* start *
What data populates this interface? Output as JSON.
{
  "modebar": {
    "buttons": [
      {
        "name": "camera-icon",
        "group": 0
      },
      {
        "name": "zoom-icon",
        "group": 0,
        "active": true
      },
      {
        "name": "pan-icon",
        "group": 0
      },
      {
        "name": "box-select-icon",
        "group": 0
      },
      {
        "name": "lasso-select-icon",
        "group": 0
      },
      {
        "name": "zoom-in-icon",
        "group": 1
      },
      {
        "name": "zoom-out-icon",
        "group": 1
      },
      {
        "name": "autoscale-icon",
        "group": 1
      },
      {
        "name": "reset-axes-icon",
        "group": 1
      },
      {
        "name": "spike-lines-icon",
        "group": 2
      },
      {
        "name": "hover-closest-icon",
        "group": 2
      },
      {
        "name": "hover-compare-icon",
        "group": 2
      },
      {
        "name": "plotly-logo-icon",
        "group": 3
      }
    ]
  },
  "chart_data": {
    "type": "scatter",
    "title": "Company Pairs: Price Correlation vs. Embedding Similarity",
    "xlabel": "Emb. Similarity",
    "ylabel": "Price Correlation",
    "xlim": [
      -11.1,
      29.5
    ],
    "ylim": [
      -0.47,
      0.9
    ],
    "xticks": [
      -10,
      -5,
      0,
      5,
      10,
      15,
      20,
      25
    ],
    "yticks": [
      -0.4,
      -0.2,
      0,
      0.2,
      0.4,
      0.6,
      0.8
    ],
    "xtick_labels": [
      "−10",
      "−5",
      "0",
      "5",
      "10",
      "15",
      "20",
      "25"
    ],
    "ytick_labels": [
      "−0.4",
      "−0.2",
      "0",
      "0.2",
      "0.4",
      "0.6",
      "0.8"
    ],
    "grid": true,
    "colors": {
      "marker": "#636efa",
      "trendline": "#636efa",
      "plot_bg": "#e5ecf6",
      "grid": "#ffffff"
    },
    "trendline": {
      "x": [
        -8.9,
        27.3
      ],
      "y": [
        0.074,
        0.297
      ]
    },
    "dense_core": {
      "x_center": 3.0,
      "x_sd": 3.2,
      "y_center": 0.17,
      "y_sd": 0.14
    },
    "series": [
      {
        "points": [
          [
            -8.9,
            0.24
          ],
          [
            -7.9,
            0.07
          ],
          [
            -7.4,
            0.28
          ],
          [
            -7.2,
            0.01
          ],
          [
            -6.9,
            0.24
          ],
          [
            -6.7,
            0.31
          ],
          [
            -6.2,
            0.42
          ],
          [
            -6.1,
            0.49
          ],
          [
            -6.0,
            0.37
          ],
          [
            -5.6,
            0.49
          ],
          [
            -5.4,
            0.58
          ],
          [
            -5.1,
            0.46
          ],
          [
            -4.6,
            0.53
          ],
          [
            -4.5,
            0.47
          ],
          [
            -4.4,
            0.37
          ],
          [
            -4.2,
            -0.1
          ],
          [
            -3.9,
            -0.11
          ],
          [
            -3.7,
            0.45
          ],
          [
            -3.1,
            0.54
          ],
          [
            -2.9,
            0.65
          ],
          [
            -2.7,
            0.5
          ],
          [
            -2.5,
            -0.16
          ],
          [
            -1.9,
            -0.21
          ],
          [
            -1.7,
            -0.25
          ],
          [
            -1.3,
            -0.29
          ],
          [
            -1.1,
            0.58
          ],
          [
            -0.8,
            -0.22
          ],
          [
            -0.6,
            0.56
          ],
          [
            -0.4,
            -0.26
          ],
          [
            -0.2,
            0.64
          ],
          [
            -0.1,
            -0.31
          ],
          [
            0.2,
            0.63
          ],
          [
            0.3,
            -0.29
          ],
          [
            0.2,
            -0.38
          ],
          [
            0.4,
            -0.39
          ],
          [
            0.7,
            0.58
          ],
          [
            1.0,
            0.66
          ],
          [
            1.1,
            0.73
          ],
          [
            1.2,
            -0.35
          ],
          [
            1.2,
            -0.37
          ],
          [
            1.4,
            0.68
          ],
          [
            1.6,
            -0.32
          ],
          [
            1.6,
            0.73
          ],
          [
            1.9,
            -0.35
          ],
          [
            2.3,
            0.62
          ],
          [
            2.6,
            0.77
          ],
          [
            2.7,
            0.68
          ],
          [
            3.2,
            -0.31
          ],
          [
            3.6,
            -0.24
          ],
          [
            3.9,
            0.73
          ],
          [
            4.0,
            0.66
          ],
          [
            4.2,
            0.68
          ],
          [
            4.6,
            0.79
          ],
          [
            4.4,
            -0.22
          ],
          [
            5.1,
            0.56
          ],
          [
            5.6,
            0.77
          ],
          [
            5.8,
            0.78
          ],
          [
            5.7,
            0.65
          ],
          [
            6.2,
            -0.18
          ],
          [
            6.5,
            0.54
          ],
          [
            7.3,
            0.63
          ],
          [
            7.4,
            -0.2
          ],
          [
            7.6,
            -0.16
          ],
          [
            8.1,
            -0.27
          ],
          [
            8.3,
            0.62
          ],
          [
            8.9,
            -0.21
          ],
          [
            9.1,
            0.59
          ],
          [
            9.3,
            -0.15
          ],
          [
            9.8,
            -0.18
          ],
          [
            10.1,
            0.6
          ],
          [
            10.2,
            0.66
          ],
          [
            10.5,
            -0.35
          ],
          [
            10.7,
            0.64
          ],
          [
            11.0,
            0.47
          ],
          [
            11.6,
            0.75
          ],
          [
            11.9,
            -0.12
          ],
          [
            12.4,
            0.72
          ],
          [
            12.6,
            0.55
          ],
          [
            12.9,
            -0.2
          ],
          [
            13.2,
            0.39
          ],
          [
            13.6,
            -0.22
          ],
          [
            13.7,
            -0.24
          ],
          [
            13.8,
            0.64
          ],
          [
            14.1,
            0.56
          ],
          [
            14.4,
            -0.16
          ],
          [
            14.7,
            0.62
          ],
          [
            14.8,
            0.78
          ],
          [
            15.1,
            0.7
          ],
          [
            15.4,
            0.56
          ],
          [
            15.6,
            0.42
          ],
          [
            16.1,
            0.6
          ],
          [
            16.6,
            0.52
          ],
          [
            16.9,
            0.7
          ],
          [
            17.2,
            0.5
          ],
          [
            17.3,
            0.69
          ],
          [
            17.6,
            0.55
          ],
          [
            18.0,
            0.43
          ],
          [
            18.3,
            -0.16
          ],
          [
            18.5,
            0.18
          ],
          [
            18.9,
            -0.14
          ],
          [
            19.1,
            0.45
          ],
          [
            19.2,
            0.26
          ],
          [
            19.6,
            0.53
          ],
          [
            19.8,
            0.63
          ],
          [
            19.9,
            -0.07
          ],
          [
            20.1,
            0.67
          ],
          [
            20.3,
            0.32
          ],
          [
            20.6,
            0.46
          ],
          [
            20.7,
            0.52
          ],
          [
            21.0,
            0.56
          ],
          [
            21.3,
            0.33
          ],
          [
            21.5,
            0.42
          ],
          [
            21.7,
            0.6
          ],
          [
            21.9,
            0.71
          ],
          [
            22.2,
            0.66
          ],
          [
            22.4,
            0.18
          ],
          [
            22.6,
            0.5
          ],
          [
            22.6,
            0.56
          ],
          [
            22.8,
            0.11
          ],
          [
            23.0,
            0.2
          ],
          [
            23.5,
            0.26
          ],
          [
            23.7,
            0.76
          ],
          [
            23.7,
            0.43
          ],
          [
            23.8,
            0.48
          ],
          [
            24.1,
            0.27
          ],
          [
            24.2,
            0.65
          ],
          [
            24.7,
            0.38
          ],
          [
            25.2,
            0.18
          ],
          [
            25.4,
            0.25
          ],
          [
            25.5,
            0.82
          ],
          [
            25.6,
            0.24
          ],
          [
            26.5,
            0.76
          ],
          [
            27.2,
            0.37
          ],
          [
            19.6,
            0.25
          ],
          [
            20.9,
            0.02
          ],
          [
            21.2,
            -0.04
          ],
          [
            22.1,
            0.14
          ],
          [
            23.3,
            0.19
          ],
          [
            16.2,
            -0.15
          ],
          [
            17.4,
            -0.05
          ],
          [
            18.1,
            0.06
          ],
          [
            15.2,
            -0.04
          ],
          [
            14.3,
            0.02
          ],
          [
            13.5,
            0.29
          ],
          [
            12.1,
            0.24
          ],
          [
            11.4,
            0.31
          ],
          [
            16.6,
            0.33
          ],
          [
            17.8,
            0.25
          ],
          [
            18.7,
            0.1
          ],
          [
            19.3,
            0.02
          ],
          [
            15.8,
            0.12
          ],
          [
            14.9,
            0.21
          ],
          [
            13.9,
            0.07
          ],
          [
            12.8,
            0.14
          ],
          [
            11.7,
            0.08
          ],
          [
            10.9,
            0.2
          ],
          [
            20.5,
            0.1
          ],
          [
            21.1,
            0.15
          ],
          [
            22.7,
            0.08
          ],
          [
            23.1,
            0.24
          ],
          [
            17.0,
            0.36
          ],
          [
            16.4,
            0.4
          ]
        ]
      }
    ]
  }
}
* end *
*WHAT YOU HAVE TO DO*:
Across the entries, how many lines contain "zoom"? Reply with the number only.

*EXERCISE RESULT*:
3